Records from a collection
_ _ _ _
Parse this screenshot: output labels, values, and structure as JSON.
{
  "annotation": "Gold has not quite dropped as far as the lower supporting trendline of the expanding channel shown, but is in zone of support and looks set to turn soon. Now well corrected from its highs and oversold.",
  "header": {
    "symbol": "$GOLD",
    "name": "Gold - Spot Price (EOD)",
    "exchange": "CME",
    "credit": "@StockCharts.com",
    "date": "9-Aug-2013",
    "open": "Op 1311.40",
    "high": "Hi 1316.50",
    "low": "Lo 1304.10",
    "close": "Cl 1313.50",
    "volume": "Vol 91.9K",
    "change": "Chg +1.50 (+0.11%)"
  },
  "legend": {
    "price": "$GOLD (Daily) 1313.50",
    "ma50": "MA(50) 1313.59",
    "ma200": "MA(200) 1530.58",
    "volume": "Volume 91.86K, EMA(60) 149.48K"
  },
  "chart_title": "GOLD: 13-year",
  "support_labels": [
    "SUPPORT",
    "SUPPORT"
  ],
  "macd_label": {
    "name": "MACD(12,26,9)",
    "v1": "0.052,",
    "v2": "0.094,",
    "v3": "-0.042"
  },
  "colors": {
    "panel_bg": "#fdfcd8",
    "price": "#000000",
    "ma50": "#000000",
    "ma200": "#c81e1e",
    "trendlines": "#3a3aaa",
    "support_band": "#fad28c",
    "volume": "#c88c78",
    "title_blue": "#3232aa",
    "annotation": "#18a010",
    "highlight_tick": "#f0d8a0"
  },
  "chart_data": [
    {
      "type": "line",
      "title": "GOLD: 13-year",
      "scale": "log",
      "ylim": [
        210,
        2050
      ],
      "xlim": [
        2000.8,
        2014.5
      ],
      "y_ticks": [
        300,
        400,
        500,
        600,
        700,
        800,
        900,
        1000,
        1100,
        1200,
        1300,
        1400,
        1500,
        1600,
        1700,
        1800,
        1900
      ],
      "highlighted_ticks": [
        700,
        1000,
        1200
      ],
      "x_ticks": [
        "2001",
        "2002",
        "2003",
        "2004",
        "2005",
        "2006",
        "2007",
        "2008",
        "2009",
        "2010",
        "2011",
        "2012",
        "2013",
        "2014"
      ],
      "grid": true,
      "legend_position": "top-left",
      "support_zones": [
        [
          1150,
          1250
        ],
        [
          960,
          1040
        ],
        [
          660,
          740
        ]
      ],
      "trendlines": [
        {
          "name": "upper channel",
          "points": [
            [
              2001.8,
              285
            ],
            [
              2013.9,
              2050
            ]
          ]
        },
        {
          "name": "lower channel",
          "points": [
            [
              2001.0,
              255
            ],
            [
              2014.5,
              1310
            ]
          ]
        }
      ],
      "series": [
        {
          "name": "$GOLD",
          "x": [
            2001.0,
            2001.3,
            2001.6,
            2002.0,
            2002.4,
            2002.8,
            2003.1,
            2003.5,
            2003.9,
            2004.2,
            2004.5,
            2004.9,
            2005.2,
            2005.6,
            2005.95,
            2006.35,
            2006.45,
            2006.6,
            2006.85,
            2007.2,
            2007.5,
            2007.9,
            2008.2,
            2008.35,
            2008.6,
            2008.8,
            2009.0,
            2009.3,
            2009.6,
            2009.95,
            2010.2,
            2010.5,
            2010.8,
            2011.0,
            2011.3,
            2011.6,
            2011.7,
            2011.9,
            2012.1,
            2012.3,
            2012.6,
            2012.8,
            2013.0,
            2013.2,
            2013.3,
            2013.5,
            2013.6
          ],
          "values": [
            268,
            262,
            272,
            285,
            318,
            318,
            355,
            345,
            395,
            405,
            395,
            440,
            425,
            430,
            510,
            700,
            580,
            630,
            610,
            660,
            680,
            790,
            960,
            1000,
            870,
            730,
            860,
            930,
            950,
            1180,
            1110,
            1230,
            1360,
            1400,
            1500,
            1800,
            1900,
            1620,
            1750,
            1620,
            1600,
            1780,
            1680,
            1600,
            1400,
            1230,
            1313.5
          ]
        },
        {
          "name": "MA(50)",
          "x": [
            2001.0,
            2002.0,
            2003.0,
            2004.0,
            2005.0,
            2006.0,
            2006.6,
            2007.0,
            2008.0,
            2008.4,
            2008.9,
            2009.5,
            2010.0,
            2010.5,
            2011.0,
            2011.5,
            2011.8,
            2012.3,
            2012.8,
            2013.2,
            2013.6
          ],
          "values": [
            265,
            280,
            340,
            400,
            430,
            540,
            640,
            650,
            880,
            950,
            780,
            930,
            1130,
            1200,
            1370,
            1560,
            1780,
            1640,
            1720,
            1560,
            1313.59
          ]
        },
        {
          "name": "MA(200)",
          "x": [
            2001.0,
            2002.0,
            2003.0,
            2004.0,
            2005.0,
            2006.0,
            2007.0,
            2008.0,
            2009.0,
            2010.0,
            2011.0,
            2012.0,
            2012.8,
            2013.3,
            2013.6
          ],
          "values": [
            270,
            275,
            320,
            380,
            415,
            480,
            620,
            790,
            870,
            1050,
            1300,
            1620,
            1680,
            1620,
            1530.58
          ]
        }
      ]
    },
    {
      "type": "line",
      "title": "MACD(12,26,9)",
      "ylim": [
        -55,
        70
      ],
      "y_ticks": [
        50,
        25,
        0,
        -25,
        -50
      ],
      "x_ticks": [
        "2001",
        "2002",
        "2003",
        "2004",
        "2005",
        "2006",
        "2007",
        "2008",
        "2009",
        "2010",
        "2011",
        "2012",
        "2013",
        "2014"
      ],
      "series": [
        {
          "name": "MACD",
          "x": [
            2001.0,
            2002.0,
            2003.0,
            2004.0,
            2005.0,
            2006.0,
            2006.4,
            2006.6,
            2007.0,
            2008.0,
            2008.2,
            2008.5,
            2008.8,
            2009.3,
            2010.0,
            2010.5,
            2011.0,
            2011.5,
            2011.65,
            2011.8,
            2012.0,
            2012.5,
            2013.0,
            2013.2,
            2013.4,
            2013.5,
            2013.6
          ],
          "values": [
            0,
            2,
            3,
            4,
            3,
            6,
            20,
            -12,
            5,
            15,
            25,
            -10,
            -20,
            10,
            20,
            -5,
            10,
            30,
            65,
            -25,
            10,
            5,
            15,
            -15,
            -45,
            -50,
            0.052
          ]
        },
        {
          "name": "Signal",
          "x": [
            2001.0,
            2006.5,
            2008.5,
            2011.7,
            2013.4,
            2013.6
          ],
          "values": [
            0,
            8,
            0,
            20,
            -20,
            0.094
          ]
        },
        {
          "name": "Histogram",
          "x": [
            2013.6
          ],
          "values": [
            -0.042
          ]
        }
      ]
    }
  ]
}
_ _ _ _
# Stated problem:
Print the records once more, exactly as they were given.

# In response:
Parse this screenshot: output labels, values, and structure as JSON.
{
  "annotation": "Gold has not quite dropped as far as the lower supporting trendline of the expanding channel shown, but is in zone of support and looks set to turn soon. Now well corrected from its highs and oversold.",
  "header": {
    "symbol": "$GOLD",
    "name": "Gold - Spot Price (EOD)",
    "exchange": "CME",
    "credit": "@StockCharts.com",
    "date": "9-Aug-2013",
    "open": "Op 1311.40",
    "high": "Hi 1316.50",
    "low": "Lo 1304.10",
    "close": "Cl 1313.50",
    "volume": "Vol 91.9K",
    "change": "Chg +1.50 (+0.11%)"
  },
  "legend": {
    "price": "$GOLD (Daily) 1313.50",
    "ma50": "MA(50) 1313.59",
    "ma200": "MA(200) 1530.58",
    "volume": "Volume 91.86K, EMA(60) 149.48K"
  },
  "chart_title": "GOLD: 13-year",
  "support_labels": [
    "SUPPORT",
    "SUPPORT"
  ],
  "macd_label": {
    "name": "MACD(12,26,9)",
    "v1": "0.052,",
    "v2": "0.094,",
    "v3": "-0.042"
  },
  "colors": {
    "panel_bg": "#fdfcd8",
    "price": "#000000",
    "ma50": "#000000",
    "ma200": "#c81e1e",
    "trendlines": "#3a3aaa",
    "support_band": "#fad28c",
    "volume": "#c88c78",
    "title_blue": "#3232aa",
    "annotation": "#18a010",
    "highlight_tick": "#f0d8a0"
  },
  "chart_data": [
    {
      "type": "line",
      "title": "GOLD: 13-year",
      "scale": "log",
      "ylim": [
        210,
        2050
      ],
      "xlim": [
        2000.8,
        2014.5
      ],
      "y_ticks": [
        300,
        400,
        500,
        600,
        700,
        800,
        900,
        1000,
        1100,
        1200,
        1300,
        1400,
        1500,
        1600,
        1700,
        1800,
        1900
      ],
      "highlighted_ticks": [
        700,
        1000,
        1200
      ],
      "x_ticks": [
        "2001",
        "2002",
        "2003",
        "2004",
        "2005",
        "2006",
        "2007",
        "2008",
        "2009",
        "2010",
        "2011",
        "2012",
        "2013",
        "2014"
      ],
      "grid": true,
      "legend_position": "top-left",
      "support_zones": [
        [
          1150,
          1250
        ],
        [
          960,
          1040
        ],
        [
          660,
          740
        ]
      ],
      "trendlines": [
        {
          "name": "upper channel",
          "points": [
            [
              2001.8,
              285
            ],
            [
              2013.9,
              2050
            ]
          ]
        },
        {
          "name": "lower channel",
          "points": [
            [
              2001.0,
              255
            ],
            [
              2014.5,
              1310
            ]
          ]
        }
      ],
      "series": [
        {
          "name": "$GOLD",
          "x": [
            2001.0,
            2001.3,
            2001.6,
            2002.0,
            2002.4,
            2002.8,
            2003.1,
            2003.5,
            2003.9,
            2004.2,
            2004.5,
            2004.9,
            2005.2,
            2005.6,
            2005.95,
            2006.35,
            2006.45,
            2006.6,
            2006.85,
            2007.2,
            2007.5,
            2007.9,
            2008.2,
            2008.35,
            2008.6,
            2008.8,
            2009.0,
            2009.3,
            2009.6,
            2009.95,
            2010.2,
            2010.5,
            2010.8,
            2011.0,
            2011.3,
            2011.6,
            2011.7,
            2011.9,
            2012.1,
            2012.3,
            2012.6,
            2012.8,
            2013.0,
            2013.2,
            2013.3,
            2013.5,
            2013.6
          ],
          "values": [
            268,
            262,
            272,
            285,
            318,
            318,
            355,
            345,
            395,
            405,
            395,
            440,
            425,
            430,
            510,
            700,
            580,
            630,
            610,
            660,
            680,
            790,
            960,
            1000,
            870,
            730,
            860,
            930,
            950,
            1180,
            1110,
            1230,
            1360,
            1400,
            1500,
            1800,
            1900,
            1620,
            1750,
            1620,
            1600,
            1780,
            1680,
            1600,
            1400,
            1230,
            1313.5
          ]
        },
        {
          "name": "MA(50)",
          "x": [
            2001.0,
            2002.0,
            2003.0,
            2004.0,
            2005.0,
            2006.0,
            2006.6,
            2007.0,
            2008.0,
            2008.4,
            2008.9,
            2009.5,
            2010.0,
            2010.5,
            2011.0,
            2011.5,
            2011.8,
            2012.3,
            2012.8,
            2013.2,
            2013.6
          ],
          "values": [
            265,
            280,
            340,
            400,
            430,
            540,
            640,
            650,
            880,
            950,
            780,
            930,
            1130,
            1200,
            1370,
            1560,
            1780,
            1640,
            1720,
            1560,
            1313.59
          ]
        },
        {
          "name": "MA(200)",
          "x": [
            2001.0,
            2002.0,
            2003.0,
            2004.0,
            2005.0,
            2006.0,
            2007.0,
            2008.0,
            2009.0,
            2010.0,
            2011.0,
            2012.0,
            2012.8,
            2013.3,
            2013.6
          ],
          "values": [
            270,
            275,
            320,
            380,
            415,
            480,
            620,
            790,
            870,
            1050,
            1300,
            1620,
            1680,
            1620,
            1530.58
          ]
        }
      ]
    },
    {
      "type": "line",
      "title": "MACD(12,26,9)",
      "ylim": [
        -55,
        70
      ],
      "y_ticks": [
        50,
        25,
        0,
        -25,
        -50
      ],
      "x_ticks": [
        "2001",
        "2002",
        "2003",
        "2004",
        "2005",
        "2006",
        "2007",
        "2008",
        "2009",
        "2010",
        "2011",
        "2012",
        "2013",
        "2014"
      ],
      "series": [
        {
          "name": "MACD",
          "x": [
            2001.0,
            2002.0,
            2003.0,
            2004.0,
            2005.0,
            2006.0,
            2006.4,
            2006.6,
            2007.0,
            2008.0,
            2008.2,
            2008.5,
            2008.8,
            2009.3,
            2010.0,
            2010.5,
            2011.0,
            2011.5,
            2011.65,
            2011.8,
            2012.0,
            2012.5,
            2013.0,
            2013.2,
            2013.4,
            2013.5,
            2013.6
          ],
          "values": [
            0,
            2,
            3,
            4,
            3,
            6,
            20,
            -12,
            5,
            15,
            25,
            -10,
            -20,
            10,
            20,
            -5,
            10,
            30,
            65,
            -25,
            10,
            5,
            15,
            -15,
            -45,
            -50,
            0.052
          ]
        },
        {
          "name": "Signal",
          "x": [
            2001.0,
            2006.5,
            2008.5,
            2011.7,
            2013.4,
            2013.6
          ],
          "values": [
            0,
            8,
            0,
            20,
            -20,
            0.094
          ]
        },
        {
          "name": "Histogram",
          "x": [
            2013.6
          ],
          "values": [
            -0.042
          ]
        }
      ]
    }
  ]
}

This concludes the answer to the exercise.